> _AIM OF THE EXERCISE_
Could you output, unchanged, the records below from their very first line through the line containing "comment: KTeacherWhat ·", with both of those lines included?

> _INFORMATION SUPPLIED_
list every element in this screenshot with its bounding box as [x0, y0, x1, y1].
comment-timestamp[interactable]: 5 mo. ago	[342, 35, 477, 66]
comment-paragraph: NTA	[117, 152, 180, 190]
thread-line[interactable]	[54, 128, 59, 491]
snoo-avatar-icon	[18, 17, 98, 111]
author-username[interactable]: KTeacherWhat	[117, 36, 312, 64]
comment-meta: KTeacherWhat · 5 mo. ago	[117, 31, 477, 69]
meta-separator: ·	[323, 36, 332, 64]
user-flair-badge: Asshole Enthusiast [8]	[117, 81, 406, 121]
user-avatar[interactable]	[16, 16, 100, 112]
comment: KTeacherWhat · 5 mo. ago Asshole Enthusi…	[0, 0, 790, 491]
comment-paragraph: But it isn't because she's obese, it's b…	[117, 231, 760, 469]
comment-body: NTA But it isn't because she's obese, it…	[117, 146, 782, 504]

> _SOLUTION FOR THIS EXERCISE_
list every element in this screenshot with its bounding box as [x0, y0, x1, y1].
comment-timestamp[interactable]: 5 mo. ago	[342, 35, 477, 66]
comment-paragraph: NTA	[117, 152, 180, 190]
thread-line[interactable]	[54, 128, 59, 491]
snoo-avatar-icon	[18, 17, 98, 111]
author-username[interactable]: KTeacherWhat	[117, 36, 312, 64]
comment-meta: KTeacherWhat · 5 mo. ago	[117, 31, 477, 69]
meta-separator: ·	[323, 36, 332, 64]
user-flair-badge: Asshole Enthusiast [8]	[117, 81, 406, 121]
user-avatar[interactable]	[16, 16, 100, 112]
comment: KTeacherWhat · 5 mo. ago Asshole Enthusi…	[0, 0, 790, 491]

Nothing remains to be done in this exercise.